Work to complete:
Every line from the one containing "What does this" through the end of the listing below goes in the output, exactly and without pictures.

═════ Data section ═════

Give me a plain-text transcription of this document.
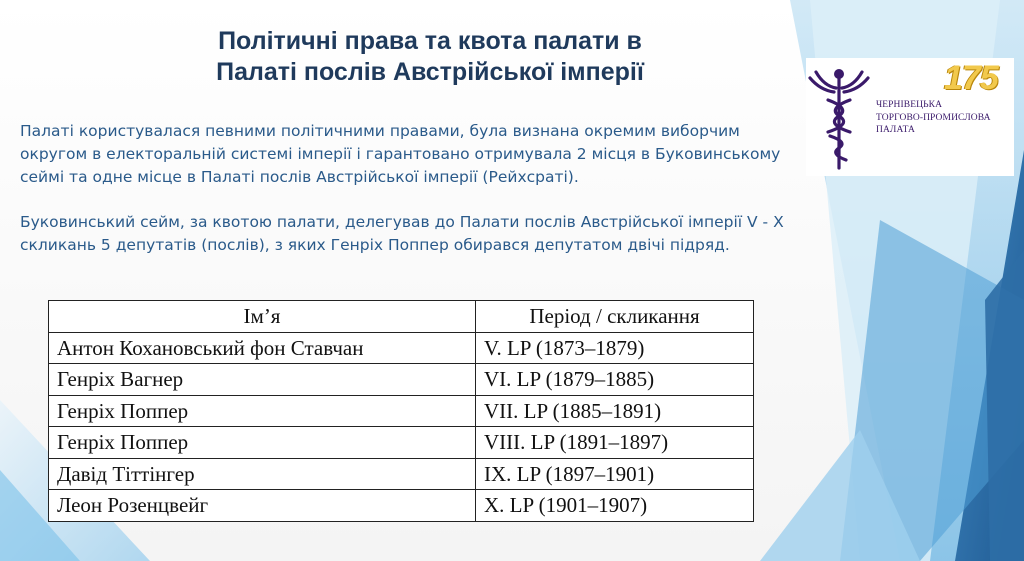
Політичні права та квота палати в
Палаті послів Австрійської імперії

Палаті користувалася певними політичними правами, була визнана окремим виборчим округом в електоральній системі імперії і гарантовано отримувала 2 місця в Буковинському сеймі та одне місце в Палаті послів Австрійської імперії (Рейхсраті).

Буковинський сейм, за квотою палати, делегував до Палати послів Австрійської імперії V - X скликань 5 депутатів (послів), з яких Генріх Поппер обирався депутатом двічі підряд.

175
ЧЕРНІВЕЦЬКА
ТОРГОВО-ПРОМИСЛОВА
ПАЛАТА
Ім’я	Період / скликання
Антон Кохановський фон Ставчан	V. LP (1873–1879)
Генріх Вагнер	VI. LP (1879–1885)
Генріх Поппер	VII. LP (1885–1891)
Генріх Поппер	VIII. LP (1891–1897)
Давід Тіттінгер	IX. LP (1897–1901)
Леон Розенцвейг	X. LP (1901–1907)
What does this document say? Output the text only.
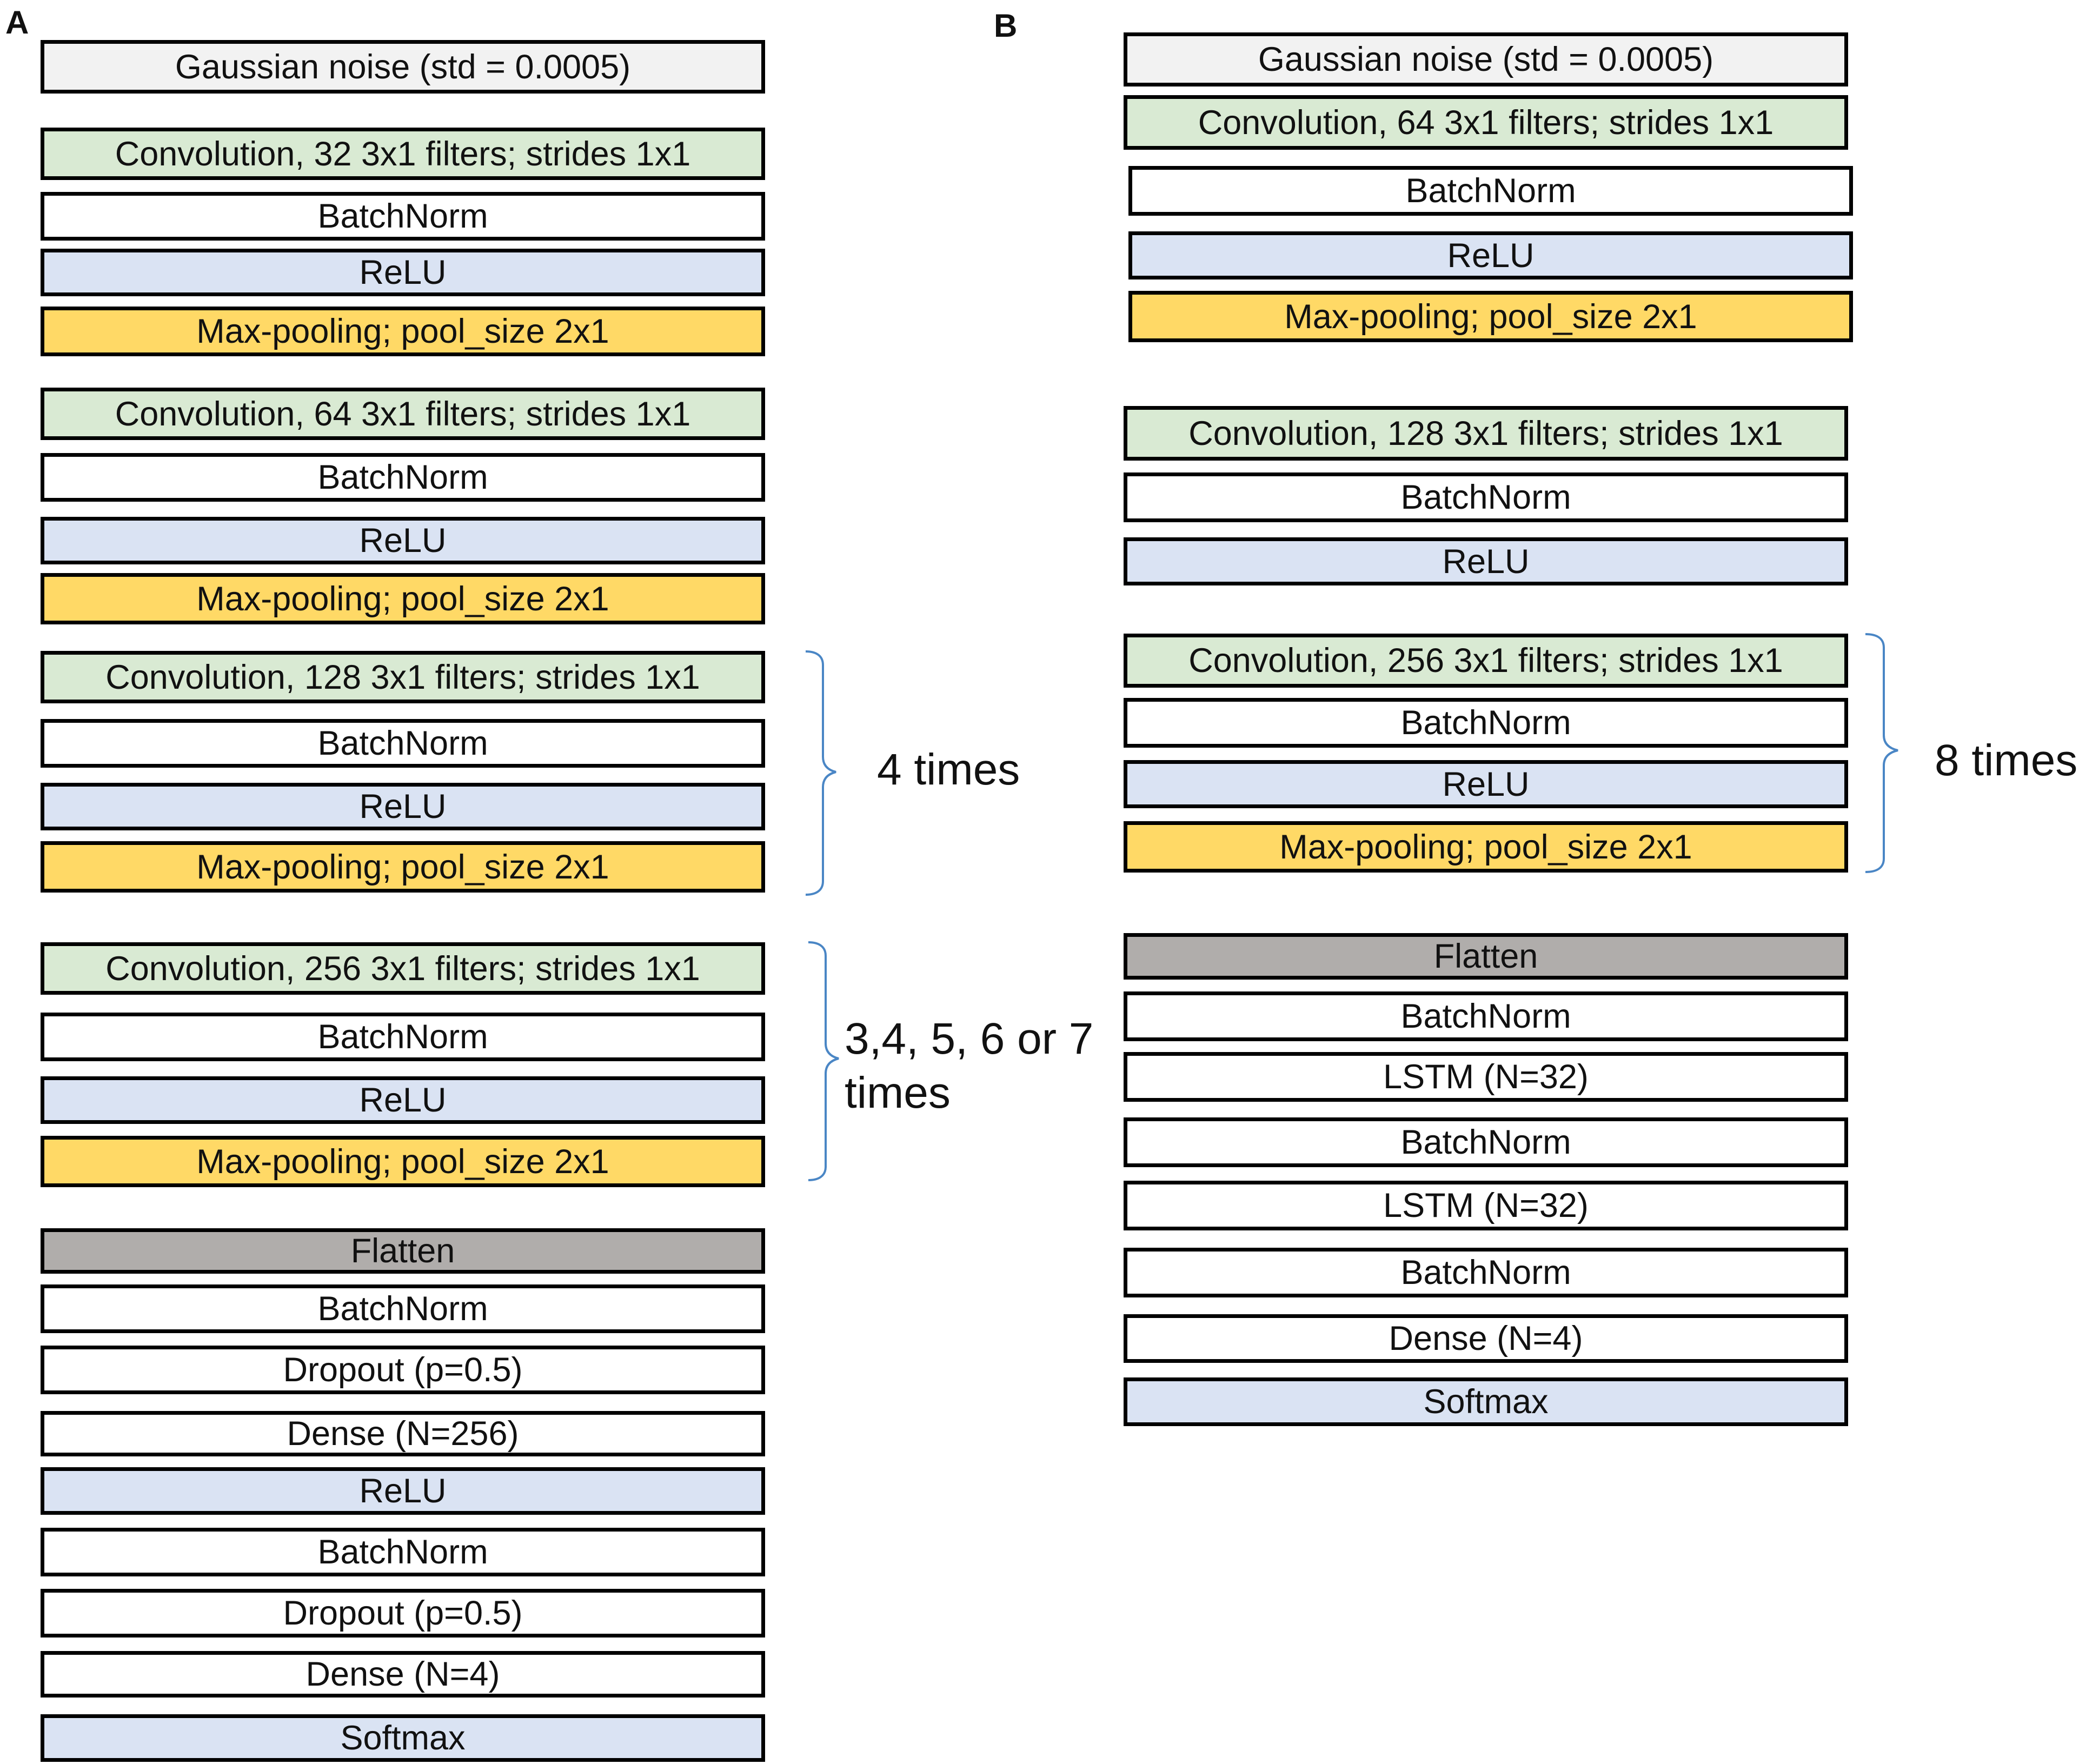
A	B
Gaussian noise (std = 0.0005)
Convolution, 32 3x1 filters; strides 1x1
BatchNorm
ReLU
Max-pooling; pool_size 2x1
Convolution, 64 3x1 filters; strides 1x1
BatchNorm
ReLU
Max-pooling; pool_size 2x1
Convolution, 128 3x1 filters; strides 1x1
BatchNorm
ReLU
Max-pooling; pool_size 2x1
Convolution, 256 3x1 filters; strides 1x1
BatchNorm
ReLU
Max-pooling; pool_size 2x1
Flatten
BatchNorm
Dropout (p=0.5)
Dense (N=256)
ReLU
BatchNorm
Dropout (p=0.5)
Dense (N=4)
Softmax
4 times
3,4, 5, 6 or 7
times
Gaussian noise (std = 0.0005)
Convolution, 64 3x1 filters; strides 1x1
BatchNorm
ReLU
Max-pooling; pool_size 2x1
Convolution, 128 3x1 filters; strides 1x1
BatchNorm
ReLU
Convolution, 256 3x1 filters; strides 1x1
BatchNorm
ReLU
Max-pooling; pool_size 2x1
Flatten
BatchNorm
LSTM (N=32)
BatchNorm
LSTM (N=32)
BatchNorm
Dense (N=4)
Softmax
8 times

═════

Solution to this exercise:
What does this document say? Output the text only.
A	B
Gaussian noise (std = 0.0005)
Convolution, 32 3x1 filters; strides 1x1
BatchNorm
ReLU
Max-pooling; pool_size 2x1
Convolution, 64 3x1 filters; strides 1x1
BatchNorm
ReLU
Max-pooling; pool_size 2x1
Convolution, 128 3x1 filters; strides 1x1
BatchNorm
ReLU
Max-pooling; pool_size 2x1
Convolution, 256 3x1 filters; strides 1x1
BatchNorm
ReLU
Max-pooling; pool_size 2x1
Flatten
BatchNorm
Dropout (p=0.5)
Dense (N=256)
ReLU
BatchNorm
Dropout (p=0.5)
Dense (N=4)
Softmax
4 times
3,4, 5, 6 or 7
times
Gaussian noise (std = 0.0005)
Convolution, 64 3x1 filters; strides 1x1
BatchNorm
ReLU
Max-pooling; pool_size 2x1
Convolution, 128 3x1 filters; strides 1x1
BatchNorm
ReLU
Convolution, 256 3x1 filters; strides 1x1
BatchNorm
ReLU
Max-pooling; pool_size 2x1
Flatten
BatchNorm
LSTM (N=32)
BatchNorm
LSTM (N=32)
BatchNorm
Dense (N=4)
Softmax
8 times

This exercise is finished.